▶ [What is required]:
Without the pictures, copy all the entries below exactly.

▶ [Material for the task]:
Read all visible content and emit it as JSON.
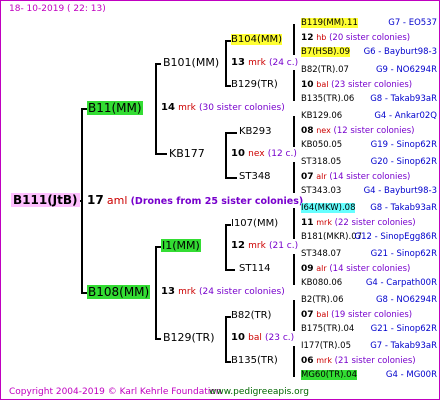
{
  "header": {
    "date": "18- 10-2019 (  22: 13)"
  },
  "root": {
    "name": "B111(JtB)",
    "number": "17",
    "mark": "aml",
    "colonies": "(Drones from 25 sister colonies)"
  },
  "gen2": [
    {
      "name": "B11(MM)",
      "number": "14",
      "mark": "mrk",
      "colonies": "(30 sister colonies)"
    },
    {
      "name": "B108(MM)",
      "number": "13",
      "mark": "mrk",
      "colonies": "(24 sister colonies)"
    }
  ],
  "gen3": [
    {
      "name": "B101(MM)",
      "number": "13",
      "mark": "mrk",
      "colonies": "(24 c.)"
    },
    {
      "name": "KB177",
      "number": "10",
      "mark": "nex",
      "colonies": "(12 c.)"
    },
    {
      "name": "I1(MM)",
      "number": "12",
      "mark": "mrk",
      "colonies": "(21 c.)"
    },
    {
      "name": "B129(TR)",
      "number": "10",
      "mark": "bal",
      "colonies": "(23 c.)"
    }
  ],
  "gen4": [
    {
      "name": "B104(MM)"
    },
    {
      "name": "B129(TR)"
    },
    {
      "name": "KB293"
    },
    {
      "name": "ST348"
    },
    {
      "name": "I107(MM)"
    },
    {
      "name": "ST114"
    },
    {
      "name": "B82(TR)"
    },
    {
      "name": "B135(TR)"
    }
  ],
  "gen5": [
    {
      "top": "B119(MM).11",
      "top_right": "G7 - EO537",
      "number": "12",
      "mark": "hb",
      "colonies": "(20 sister colonies)",
      "bottom": "B7(HSB).09",
      "bottom_right": "G6 - Bayburt98-3"
    },
    {
      "top": "B82(TR).07",
      "top_right": "G9 - NO6294R",
      "number": "10",
      "mark": "bal",
      "colonies": "(23 sister colonies)",
      "bottom": "B135(TR).06",
      "bottom_right": "G8 - Takab93aR"
    },
    {
      "top": "KB129.06",
      "top_right": "G4 - Ankar02Q",
      "number": "08",
      "mark": "nex",
      "colonies": "(12 sister colonies)",
      "bottom": "KB050.05",
      "bottom_right": "G19 - Sinop62R"
    },
    {
      "top": "ST318.05",
      "top_right": "G20 - Sinop62R",
      "number": "07",
      "mark": "alr",
      "colonies": "(14 sister colonies)",
      "bottom": "ST343.03",
      "bottom_right": "G4 - Bayburt98-3"
    },
    {
      "top": "I64(MKW).08",
      "top_right": "G8 - Takab93aR",
      "number": "11",
      "mark": "mrk",
      "colonies": "(22 sister colonies)",
      "bottom": "B181(MKR).07",
      "bottom_right": "G12 - SinopEgg86R"
    },
    {
      "top": "ST348.07",
      "top_right": "G21 - Sinop62R",
      "number": "09",
      "mark": "alr",
      "colonies": "(14 sister colonies)",
      "bottom": "KB080.06",
      "bottom_right": "G4 - Carpath00R"
    },
    {
      "top": "B2(TR).06",
      "top_right": "G8 - NO6294R",
      "number": "07",
      "mark": "bal",
      "colonies": "(19 sister colonies)",
      "bottom": "B175(TR).04",
      "bottom_right": "G21 - Sinop62R"
    },
    {
      "top": "I177(TR).05",
      "top_right": "G7 - Takab93aR",
      "number": "06",
      "mark": "mrk",
      "colonies": "(21 sister colonies)",
      "bottom": "MG60(TR).04",
      "bottom_right": "G4 - MG00R"
    }
  ],
  "footer": {
    "copyright": "Copyright 2004-2019 © Karl Kehrle Foundation",
    "url": "www.pedigreeapis.org"
  },
  "colors": {
    "border": "#c000c0",
    "yellow": "#ffff33",
    "green": "#33dd33",
    "cyan": "#66ffff",
    "pink": "#ffc0ff",
    "mark_red": "#cc0000",
    "sister_purple": "#7700cc",
    "code_blue": "#0000cc"
  }
}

▶ [Answer to the problem]:
Read all visible content and emit it as JSON.
{
  "header": {
    "date": "18- 10-2019 (  22: 13)"
  },
  "root": {
    "name": "B111(JtB)",
    "number": "17",
    "mark": "aml",
    "colonies": "(Drones from 25 sister colonies)"
  },
  "gen2": [
    {
      "name": "B11(MM)",
      "number": "14",
      "mark": "mrk",
      "colonies": "(30 sister colonies)"
    },
    {
      "name": "B108(MM)",
      "number": "13",
      "mark": "mrk",
      "colonies": "(24 sister colonies)"
    }
  ],
  "gen3": [
    {
      "name": "B101(MM)",
      "number": "13",
      "mark": "mrk",
      "colonies": "(24 c.)"
    },
    {
      "name": "KB177",
      "number": "10",
      "mark": "nex",
      "colonies": "(12 c.)"
    },
    {
      "name": "I1(MM)",
      "number": "12",
      "mark": "mrk",
      "colonies": "(21 c.)"
    },
    {
      "name": "B129(TR)",
      "number": "10",
      "mark": "bal",
      "colonies": "(23 c.)"
    }
  ],
  "gen4": [
    {
      "name": "B104(MM)"
    },
    {
      "name": "B129(TR)"
    },
    {
      "name": "KB293"
    },
    {
      "name": "ST348"
    },
    {
      "name": "I107(MM)"
    },
    {
      "name": "ST114"
    },
    {
      "name": "B82(TR)"
    },
    {
      "name": "B135(TR)"
    }
  ],
  "gen5": [
    {
      "top": "B119(MM).11",
      "top_right": "G7 - EO537",
      "number": "12",
      "mark": "hb",
      "colonies": "(20 sister colonies)",
      "bottom": "B7(HSB).09",
      "bottom_right": "G6 - Bayburt98-3"
    },
    {
      "top": "B82(TR).07",
      "top_right": "G9 - NO6294R",
      "number": "10",
      "mark": "bal",
      "colonies": "(23 sister colonies)",
      "bottom": "B135(TR).06",
      "bottom_right": "G8 - Takab93aR"
    },
    {
      "top": "KB129.06",
      "top_right": "G4 - Ankar02Q",
      "number": "08",
      "mark": "nex",
      "colonies": "(12 sister colonies)",
      "bottom": "KB050.05",
      "bottom_right": "G19 - Sinop62R"
    },
    {
      "top": "ST318.05",
      "top_right": "G20 - Sinop62R",
      "number": "07",
      "mark": "alr",
      "colonies": "(14 sister colonies)",
      "bottom": "ST343.03",
      "bottom_right": "G4 - Bayburt98-3"
    },
    {
      "top": "I64(MKW).08",
      "top_right": "G8 - Takab93aR",
      "number": "11",
      "mark": "mrk",
      "colonies": "(22 sister colonies)",
      "bottom": "B181(MKR).07",
      "bottom_right": "G12 - SinopEgg86R"
    },
    {
      "top": "ST348.07",
      "top_right": "G21 - Sinop62R",
      "number": "09",
      "mark": "alr",
      "colonies": "(14 sister colonies)",
      "bottom": "KB080.06",
      "bottom_right": "G4 - Carpath00R"
    },
    {
      "top": "B2(TR).06",
      "top_right": "G8 - NO6294R",
      "number": "07",
      "mark": "bal",
      "colonies": "(19 sister colonies)",
      "bottom": "B175(TR).04",
      "bottom_right": "G21 - Sinop62R"
    },
    {
      "top": "I177(TR).05",
      "top_right": "G7 - Takab93aR",
      "number": "06",
      "mark": "mrk",
      "colonies": "(21 sister colonies)",
      "bottom": "MG60(TR).04",
      "bottom_right": "G4 - MG00R"
    }
  ],
  "footer": {
    "copyright": "Copyright 2004-2019 © Karl Kehrle Foundation",
    "url": "www.pedigreeapis.org"
  },
  "colors": {
    "border": "#c000c0",
    "yellow": "#ffff33",
    "green": "#33dd33",
    "cyan": "#66ffff",
    "pink": "#ffc0ff",
    "mark_red": "#cc0000",
    "sister_purple": "#7700cc",
    "code_blue": "#0000cc"
  }
}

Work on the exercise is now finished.